-- REQUEST --
Show all lines holding the string "type".

--

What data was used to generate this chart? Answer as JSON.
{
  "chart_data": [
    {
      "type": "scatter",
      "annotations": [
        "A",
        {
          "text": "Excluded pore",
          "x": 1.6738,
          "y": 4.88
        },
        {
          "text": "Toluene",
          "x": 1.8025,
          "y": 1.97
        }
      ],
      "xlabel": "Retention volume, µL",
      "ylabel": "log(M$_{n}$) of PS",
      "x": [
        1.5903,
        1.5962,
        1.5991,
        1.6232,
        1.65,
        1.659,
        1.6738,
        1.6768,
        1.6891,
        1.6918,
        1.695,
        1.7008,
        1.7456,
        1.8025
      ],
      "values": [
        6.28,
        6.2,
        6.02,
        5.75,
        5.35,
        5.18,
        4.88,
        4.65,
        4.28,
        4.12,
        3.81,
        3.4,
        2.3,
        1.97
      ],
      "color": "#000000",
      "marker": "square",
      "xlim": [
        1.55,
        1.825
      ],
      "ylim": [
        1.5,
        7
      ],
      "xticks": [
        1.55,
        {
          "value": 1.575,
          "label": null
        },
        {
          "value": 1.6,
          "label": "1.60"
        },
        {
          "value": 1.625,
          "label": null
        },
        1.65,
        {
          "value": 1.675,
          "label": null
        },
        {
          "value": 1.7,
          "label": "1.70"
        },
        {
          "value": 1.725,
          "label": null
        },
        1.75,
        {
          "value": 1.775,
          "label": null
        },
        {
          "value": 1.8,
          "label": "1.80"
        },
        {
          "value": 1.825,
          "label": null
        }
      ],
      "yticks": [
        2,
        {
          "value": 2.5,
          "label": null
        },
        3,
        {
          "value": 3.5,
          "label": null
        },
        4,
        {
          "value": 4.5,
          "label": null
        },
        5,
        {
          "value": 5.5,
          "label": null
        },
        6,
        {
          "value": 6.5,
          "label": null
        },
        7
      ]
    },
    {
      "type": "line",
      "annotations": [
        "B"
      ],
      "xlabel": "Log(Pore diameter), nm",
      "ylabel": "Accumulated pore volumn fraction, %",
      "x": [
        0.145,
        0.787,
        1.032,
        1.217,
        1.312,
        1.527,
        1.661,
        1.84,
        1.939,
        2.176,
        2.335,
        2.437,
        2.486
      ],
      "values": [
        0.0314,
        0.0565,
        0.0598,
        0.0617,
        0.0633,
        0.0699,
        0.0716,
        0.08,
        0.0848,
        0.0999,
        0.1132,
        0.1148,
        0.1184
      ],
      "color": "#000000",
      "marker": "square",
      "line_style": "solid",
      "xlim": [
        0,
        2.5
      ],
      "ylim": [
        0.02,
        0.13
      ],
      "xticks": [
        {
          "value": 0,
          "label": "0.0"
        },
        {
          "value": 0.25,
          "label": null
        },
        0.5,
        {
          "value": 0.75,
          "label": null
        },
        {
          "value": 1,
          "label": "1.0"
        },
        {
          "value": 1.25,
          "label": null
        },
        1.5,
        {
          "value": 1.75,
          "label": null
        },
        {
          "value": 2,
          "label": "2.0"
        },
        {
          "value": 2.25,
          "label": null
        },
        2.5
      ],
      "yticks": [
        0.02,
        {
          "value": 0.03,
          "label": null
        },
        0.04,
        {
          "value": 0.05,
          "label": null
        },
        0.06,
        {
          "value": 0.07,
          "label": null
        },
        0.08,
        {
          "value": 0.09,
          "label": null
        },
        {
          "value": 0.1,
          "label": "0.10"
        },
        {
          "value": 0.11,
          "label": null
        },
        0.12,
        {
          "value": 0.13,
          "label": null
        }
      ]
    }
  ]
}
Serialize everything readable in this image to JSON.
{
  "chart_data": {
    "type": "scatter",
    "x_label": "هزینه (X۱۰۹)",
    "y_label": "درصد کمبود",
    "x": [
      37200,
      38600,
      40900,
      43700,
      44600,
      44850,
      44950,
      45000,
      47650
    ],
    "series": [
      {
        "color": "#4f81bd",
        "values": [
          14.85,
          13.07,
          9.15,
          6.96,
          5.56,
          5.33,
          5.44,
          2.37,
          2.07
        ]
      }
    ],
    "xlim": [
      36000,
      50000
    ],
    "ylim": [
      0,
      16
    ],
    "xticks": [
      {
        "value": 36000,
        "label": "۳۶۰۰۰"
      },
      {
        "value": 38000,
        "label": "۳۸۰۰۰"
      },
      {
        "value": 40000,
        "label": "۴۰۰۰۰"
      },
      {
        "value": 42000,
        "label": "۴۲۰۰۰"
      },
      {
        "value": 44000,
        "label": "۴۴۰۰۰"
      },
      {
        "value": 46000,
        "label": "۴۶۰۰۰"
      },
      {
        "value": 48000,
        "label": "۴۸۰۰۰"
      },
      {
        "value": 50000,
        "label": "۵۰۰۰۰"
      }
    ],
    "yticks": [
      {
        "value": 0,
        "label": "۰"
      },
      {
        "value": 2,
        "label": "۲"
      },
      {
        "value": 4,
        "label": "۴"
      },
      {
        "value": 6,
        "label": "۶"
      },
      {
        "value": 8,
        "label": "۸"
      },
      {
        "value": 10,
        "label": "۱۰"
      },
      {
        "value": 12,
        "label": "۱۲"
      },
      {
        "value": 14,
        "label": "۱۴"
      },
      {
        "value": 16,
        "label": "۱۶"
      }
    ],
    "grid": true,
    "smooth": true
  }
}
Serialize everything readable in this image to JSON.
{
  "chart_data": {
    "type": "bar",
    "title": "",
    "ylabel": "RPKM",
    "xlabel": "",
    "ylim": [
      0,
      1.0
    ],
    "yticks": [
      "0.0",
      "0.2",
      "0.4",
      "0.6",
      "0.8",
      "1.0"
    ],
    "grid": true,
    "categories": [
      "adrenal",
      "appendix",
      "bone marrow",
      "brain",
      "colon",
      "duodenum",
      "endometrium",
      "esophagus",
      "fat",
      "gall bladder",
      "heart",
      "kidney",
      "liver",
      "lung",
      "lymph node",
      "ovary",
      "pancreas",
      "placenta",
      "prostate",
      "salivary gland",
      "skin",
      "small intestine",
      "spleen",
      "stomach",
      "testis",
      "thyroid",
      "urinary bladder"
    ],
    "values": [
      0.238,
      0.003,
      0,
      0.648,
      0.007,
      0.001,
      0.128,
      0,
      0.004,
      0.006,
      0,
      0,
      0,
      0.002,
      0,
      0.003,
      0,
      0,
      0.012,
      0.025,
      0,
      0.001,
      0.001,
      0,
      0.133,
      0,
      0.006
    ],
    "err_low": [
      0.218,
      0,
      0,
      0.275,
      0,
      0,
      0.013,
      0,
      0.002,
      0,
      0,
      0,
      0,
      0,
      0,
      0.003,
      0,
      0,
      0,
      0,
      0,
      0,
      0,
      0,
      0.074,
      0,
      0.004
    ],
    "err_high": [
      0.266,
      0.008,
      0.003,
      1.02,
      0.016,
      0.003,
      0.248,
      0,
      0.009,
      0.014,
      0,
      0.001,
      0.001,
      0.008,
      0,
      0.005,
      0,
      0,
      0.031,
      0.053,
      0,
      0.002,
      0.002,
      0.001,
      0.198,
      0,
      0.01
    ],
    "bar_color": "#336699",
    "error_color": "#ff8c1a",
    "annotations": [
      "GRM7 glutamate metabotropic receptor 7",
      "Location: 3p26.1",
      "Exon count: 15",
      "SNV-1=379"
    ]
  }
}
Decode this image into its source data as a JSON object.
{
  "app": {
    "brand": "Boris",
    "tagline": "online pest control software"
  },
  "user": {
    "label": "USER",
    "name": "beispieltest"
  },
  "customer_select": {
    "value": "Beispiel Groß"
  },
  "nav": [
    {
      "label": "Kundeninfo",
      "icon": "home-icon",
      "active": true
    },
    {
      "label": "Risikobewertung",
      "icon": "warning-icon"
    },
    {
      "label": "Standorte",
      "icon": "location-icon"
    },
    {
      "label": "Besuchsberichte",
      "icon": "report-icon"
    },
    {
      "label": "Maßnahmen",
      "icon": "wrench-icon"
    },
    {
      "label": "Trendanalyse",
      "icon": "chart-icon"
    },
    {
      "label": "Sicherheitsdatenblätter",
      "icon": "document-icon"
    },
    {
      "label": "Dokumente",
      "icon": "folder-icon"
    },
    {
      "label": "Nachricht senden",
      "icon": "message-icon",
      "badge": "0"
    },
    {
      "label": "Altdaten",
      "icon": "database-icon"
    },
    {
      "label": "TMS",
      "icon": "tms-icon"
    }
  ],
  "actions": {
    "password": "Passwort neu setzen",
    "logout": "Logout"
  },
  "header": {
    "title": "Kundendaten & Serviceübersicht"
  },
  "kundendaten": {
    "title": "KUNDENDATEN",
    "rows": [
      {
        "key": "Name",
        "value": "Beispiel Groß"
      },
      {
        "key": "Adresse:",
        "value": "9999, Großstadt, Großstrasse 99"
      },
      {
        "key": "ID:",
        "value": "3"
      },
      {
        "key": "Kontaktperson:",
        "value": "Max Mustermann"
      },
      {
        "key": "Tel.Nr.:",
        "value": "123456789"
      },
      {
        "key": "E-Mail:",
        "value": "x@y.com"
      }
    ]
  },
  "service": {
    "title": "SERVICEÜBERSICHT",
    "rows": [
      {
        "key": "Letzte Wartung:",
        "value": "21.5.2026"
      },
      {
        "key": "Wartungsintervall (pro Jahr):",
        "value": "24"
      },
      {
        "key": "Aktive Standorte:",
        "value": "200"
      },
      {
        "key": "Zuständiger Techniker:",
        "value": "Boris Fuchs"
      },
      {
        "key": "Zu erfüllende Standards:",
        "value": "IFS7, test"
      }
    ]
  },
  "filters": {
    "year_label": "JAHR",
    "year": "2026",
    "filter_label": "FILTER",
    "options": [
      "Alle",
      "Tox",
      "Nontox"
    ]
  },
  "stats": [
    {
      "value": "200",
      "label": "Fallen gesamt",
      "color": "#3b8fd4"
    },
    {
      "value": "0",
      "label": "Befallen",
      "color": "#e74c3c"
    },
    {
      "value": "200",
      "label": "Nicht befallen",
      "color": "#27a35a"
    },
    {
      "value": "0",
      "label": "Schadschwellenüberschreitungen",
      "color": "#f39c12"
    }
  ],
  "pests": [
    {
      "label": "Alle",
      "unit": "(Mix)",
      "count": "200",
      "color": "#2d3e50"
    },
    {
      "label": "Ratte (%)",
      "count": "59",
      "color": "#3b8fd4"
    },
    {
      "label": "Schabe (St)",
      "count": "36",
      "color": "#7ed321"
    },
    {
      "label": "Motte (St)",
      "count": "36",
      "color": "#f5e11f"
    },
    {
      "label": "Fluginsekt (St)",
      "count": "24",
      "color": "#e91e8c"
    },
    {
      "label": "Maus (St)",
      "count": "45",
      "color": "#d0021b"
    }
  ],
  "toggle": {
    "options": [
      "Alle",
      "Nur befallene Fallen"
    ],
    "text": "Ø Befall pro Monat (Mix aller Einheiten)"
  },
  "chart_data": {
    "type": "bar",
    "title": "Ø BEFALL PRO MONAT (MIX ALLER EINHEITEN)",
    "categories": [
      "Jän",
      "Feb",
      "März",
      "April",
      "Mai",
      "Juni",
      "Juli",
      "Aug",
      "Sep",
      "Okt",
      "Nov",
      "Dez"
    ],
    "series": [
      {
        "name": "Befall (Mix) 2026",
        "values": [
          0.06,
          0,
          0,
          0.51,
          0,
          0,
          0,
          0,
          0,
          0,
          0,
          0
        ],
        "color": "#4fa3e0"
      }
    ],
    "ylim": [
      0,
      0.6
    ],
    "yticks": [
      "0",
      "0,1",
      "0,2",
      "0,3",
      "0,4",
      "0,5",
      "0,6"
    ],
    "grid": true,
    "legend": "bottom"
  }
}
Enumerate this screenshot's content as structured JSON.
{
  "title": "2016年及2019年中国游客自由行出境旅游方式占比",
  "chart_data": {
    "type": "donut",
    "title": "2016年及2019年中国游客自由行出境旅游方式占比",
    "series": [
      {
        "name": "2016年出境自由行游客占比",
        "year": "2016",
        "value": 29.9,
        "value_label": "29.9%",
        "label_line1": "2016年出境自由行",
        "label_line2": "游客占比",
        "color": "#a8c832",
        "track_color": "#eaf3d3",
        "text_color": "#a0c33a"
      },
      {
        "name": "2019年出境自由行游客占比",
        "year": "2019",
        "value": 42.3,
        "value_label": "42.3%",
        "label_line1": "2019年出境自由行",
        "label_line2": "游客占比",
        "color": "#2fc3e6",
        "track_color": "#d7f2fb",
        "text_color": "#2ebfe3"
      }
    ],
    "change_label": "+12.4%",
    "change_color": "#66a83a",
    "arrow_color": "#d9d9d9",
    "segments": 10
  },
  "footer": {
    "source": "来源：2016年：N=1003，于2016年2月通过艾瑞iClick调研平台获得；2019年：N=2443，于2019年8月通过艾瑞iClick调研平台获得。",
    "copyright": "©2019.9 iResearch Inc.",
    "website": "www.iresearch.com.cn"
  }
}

--

-- WRITTEN SOLUTION --
      "type": "scatter",
      "type": "line",
    "type": "scatter",
    "type": "bar",
    "type": "bar",
    "type": "donut",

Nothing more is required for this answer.